▶ **EXERCISE OBJECTIVE**:
Render each line of the entries below as one item in a numbered list, skipping any blank lines.
------ WORKING DATA ------
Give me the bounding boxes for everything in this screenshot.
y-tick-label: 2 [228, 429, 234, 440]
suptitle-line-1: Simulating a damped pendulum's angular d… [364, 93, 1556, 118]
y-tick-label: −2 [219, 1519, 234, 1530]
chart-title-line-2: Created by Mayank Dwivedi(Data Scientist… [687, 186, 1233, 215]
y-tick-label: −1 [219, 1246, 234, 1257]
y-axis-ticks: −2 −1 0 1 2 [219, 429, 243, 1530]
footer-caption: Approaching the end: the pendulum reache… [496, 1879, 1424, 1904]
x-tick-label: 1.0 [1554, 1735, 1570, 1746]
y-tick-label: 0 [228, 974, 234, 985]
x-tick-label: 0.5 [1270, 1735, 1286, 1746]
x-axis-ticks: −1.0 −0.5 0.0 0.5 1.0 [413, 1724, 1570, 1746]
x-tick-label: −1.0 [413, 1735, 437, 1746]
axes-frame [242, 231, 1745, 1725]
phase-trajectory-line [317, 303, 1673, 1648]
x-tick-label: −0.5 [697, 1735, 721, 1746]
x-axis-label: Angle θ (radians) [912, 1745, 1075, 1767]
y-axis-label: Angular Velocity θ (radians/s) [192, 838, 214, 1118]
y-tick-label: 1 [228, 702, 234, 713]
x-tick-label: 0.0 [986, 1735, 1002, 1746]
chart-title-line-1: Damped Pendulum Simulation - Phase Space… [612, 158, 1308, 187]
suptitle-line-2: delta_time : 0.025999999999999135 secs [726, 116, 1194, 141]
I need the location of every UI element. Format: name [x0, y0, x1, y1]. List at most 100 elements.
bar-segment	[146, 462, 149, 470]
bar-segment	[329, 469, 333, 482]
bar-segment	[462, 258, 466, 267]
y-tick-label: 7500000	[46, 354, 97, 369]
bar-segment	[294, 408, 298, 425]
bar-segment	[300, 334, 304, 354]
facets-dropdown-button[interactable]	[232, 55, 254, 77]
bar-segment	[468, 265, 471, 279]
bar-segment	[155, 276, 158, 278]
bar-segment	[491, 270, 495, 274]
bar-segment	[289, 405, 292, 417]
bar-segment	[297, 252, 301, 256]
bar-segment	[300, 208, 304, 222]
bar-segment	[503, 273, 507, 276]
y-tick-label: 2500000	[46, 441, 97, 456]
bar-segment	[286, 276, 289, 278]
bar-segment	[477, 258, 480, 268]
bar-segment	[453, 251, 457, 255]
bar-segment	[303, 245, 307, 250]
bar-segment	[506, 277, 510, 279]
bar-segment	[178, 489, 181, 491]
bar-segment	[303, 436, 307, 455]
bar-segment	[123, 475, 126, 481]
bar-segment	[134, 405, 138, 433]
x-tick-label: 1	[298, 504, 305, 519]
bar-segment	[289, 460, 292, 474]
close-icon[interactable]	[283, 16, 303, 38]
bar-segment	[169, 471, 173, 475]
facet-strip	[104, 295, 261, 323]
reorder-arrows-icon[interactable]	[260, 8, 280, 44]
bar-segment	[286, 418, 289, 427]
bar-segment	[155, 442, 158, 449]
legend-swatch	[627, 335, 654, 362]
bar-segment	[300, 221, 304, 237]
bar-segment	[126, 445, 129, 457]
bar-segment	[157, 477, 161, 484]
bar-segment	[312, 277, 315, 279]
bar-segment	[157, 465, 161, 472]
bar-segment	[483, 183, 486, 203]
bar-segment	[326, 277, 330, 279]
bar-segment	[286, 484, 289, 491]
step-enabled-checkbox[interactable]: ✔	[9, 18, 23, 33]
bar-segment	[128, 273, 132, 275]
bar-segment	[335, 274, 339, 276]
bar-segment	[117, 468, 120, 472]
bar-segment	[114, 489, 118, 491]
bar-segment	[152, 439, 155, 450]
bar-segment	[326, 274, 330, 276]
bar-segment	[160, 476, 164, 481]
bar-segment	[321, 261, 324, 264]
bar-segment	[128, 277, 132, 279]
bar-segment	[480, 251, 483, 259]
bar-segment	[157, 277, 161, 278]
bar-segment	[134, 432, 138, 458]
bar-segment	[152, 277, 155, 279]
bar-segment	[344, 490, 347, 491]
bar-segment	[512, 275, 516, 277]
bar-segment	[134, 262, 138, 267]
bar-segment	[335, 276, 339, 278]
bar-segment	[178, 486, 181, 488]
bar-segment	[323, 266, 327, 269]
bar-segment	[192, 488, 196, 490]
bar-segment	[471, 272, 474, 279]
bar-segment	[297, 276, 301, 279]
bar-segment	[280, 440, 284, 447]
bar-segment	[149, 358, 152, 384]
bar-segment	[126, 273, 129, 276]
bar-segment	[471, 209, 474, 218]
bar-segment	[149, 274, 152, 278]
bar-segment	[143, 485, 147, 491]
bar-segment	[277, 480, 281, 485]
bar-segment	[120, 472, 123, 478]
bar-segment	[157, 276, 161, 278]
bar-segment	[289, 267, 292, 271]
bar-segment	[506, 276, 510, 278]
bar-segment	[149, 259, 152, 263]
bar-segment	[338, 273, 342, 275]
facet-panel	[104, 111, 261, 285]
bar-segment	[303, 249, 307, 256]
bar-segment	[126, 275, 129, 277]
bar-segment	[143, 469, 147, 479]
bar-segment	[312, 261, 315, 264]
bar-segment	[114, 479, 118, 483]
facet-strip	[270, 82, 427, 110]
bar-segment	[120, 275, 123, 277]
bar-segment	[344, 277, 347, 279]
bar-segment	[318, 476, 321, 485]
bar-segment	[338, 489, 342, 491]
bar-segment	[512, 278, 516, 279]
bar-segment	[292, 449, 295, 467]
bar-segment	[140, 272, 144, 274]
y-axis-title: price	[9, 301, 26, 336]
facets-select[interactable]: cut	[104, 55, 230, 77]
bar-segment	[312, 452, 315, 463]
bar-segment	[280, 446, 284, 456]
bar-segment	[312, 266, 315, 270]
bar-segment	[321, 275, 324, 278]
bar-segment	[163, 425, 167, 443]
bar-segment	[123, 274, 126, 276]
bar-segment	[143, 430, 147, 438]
------
▶ **OUTPUT OF THE TASK**:
1. Give me the bounding boxes for everything in this screenshot.
2. y-tick-label: 2 [228, 429, 234, 440]
3. suptitle-line-1: Simulating a damped pendulum's angular d… [364, 93, 1556, 118]
4. y-tick-label: −2 [219, 1519, 234, 1530]
5. chart-title-line-2: Created by Mayank Dwivedi(Data Scientist… [687, 186, 1233, 215]
6. y-tick-label: −1 [219, 1246, 234, 1257]
7. y-axis-ticks: −2 −1 0 1 2 [219, 429, 243, 1530]
8. footer-caption: Approaching the end: the pendulum reache… [496, 1879, 1424, 1904]
9. x-tick-label: 1.0 [1554, 1735, 1570, 1746]
10. y-tick-label: 0 [228, 974, 234, 985]
11. x-tick-label: 0.5 [1270, 1735, 1286, 1746]
12. x-axis-ticks: −1.0 −0.5 0.0 0.5 1.0 [413, 1724, 1570, 1746]
13. x-tick-label: −1.0 [413, 1735, 437, 1746]
14. axes-frame [242, 231, 1745, 1725]
15. phase-trajectory-line [317, 303, 1673, 1648]
16. x-tick-label: −0.5 [697, 1735, 721, 1746]
17. x-axis-label: Angle θ (radians) [912, 1745, 1075, 1767]
18. y-axis-label: Angular Velocity θ (radians/s) [192, 838, 214, 1118]
19. y-tick-label: 1 [228, 702, 234, 713]
20. x-tick-label: 0.0 [986, 1735, 1002, 1746]
21. chart-title-line-1: Damped Pendulum Simulation - Phase Space… [612, 158, 1308, 187]
22. suptitle-line-2: delta_time : 0.025999999999999135 secs [726, 116, 1194, 141]
23. I need the location of every UI element. Format: name [x0, y0, x1, y1]. List at most 100 elements.
24. bar-segment	[146, 462, 149, 470]
25. bar-segment	[329, 469, 333, 482]
26. bar-segment	[462, 258, 466, 267]
27. y-tick-label: 7500000	[46, 354, 97, 369]
28. bar-segment	[294, 408, 298, 425]
29. bar-segment	[300, 334, 304, 354]
30. facets-dropdown-button[interactable]	[232, 55, 254, 77]
31. bar-segment	[468, 265, 471, 279]
32. bar-segment	[155, 276, 158, 278]
33. bar-segment	[491, 270, 495, 274]
34. bar-segment	[289, 405, 292, 417]
35. bar-segment	[297, 252, 301, 256]
36. bar-segment	[300, 208, 304, 222]
37. bar-segment	[503, 273, 507, 276]
38. y-tick-label: 2500000	[46, 441, 97, 456]
39. bar-segment	[286, 276, 289, 278]
40. bar-segment	[477, 258, 480, 268]
41. bar-segment	[453, 251, 457, 255]
42. bar-segment	[303, 245, 307, 250]
43. bar-segment	[506, 277, 510, 279]
44. bar-segment	[178, 489, 181, 491]
45. bar-segment	[303, 436, 307, 455]
46. bar-segment	[123, 475, 126, 481]
47. bar-segment	[134, 405, 138, 433]
48. x-tick-label: 1	[298, 504, 305, 519]
49. bar-segment	[289, 460, 292, 474]
50. close-icon[interactable]	[283, 16, 303, 38]
51. bar-segment	[169, 471, 173, 475]
52. facet-strip	[104, 295, 261, 323]
53. reorder-arrows-icon[interactable]	[260, 8, 280, 44]
54. bar-segment	[286, 418, 289, 427]
55. bar-segment	[155, 442, 158, 449]
56. legend-swatch	[627, 335, 654, 362]
57. bar-segment	[300, 221, 304, 237]
58. bar-segment	[126, 445, 129, 457]
59. bar-segment	[157, 477, 161, 484]
60. bar-segment	[312, 277, 315, 279]
61. bar-segment	[157, 465, 161, 472]
62. bar-segment	[483, 183, 486, 203]
63. bar-segment	[326, 277, 330, 279]
64. bar-segment	[286, 484, 289, 491]
65. step-enabled-checkbox[interactable]: ✔	[9, 18, 23, 33]
66. bar-segment	[128, 273, 132, 275]
67. bar-segment	[335, 274, 339, 276]
68. bar-segment	[117, 468, 120, 472]
69. bar-segment	[114, 489, 118, 491]
70. bar-segment	[152, 439, 155, 450]
71. bar-segment	[326, 274, 330, 276]
72. bar-segment	[160, 476, 164, 481]
73. bar-segment	[321, 261, 324, 264]
74. bar-segment	[128, 277, 132, 279]
75. bar-segment	[480, 251, 483, 259]
76. bar-segment	[157, 277, 161, 278]
77. bar-segment	[134, 432, 138, 458]
78. bar-segment	[152, 277, 155, 279]
79. bar-segment	[344, 490, 347, 491]
80. bar-segment	[512, 275, 516, 277]
81. bar-segment	[134, 262, 138, 267]
82. bar-segment	[335, 276, 339, 278]
83. bar-segment	[178, 486, 181, 488]
84. bar-segment	[323, 266, 327, 269]
85. bar-segment	[192, 488, 196, 490]
86. bar-segment	[471, 272, 474, 279]
87. bar-segment	[297, 276, 301, 279]
88. bar-segment	[280, 440, 284, 447]
89. bar-segment	[149, 358, 152, 384]
90. bar-segment	[126, 273, 129, 276]
91. bar-segment	[471, 209, 474, 218]
92. bar-segment	[149, 274, 152, 278]
93. bar-segment	[143, 485, 147, 491]
94. bar-segment	[277, 480, 281, 485]
95. bar-segment	[120, 472, 123, 478]
96. bar-segment	[157, 276, 161, 278]
97. bar-segment	[289, 267, 292, 271]
98. bar-segment	[506, 276, 510, 278]
99. bar-segment	[149, 259, 152, 263]
100. bar-segment	[338, 273, 342, 275]
101. facet-panel	[104, 111, 261, 285]
102. bar-segment	[303, 249, 307, 256]
103. bar-segment	[126, 275, 129, 277]
104. bar-segment	[143, 469, 147, 479]
105. bar-segment	[312, 261, 315, 264]
106. bar-segment	[114, 479, 118, 483]
107. facet-strip	[270, 82, 427, 110]
108. bar-segment	[120, 275, 123, 277]
109. bar-segment	[344, 277, 347, 279]
110. bar-segment	[318, 476, 321, 485]
111. bar-segment	[338, 489, 342, 491]
112. bar-segment	[512, 278, 516, 279]
113. bar-segment	[292, 449, 295, 467]
114. bar-segment	[140, 272, 144, 274]
115. y-axis-title: price	[9, 301, 26, 336]
116. facets-select[interactable]: cut	[104, 55, 230, 77]
117. bar-segment	[312, 452, 315, 463]
118. bar-segment	[280, 446, 284, 456]
119. bar-segment	[312, 266, 315, 270]
120. bar-segment	[321, 275, 324, 278]
121. bar-segment	[163, 425, 167, 443]
122. bar-segment	[123, 274, 126, 276]
123. bar-segment	[143, 430, 147, 438]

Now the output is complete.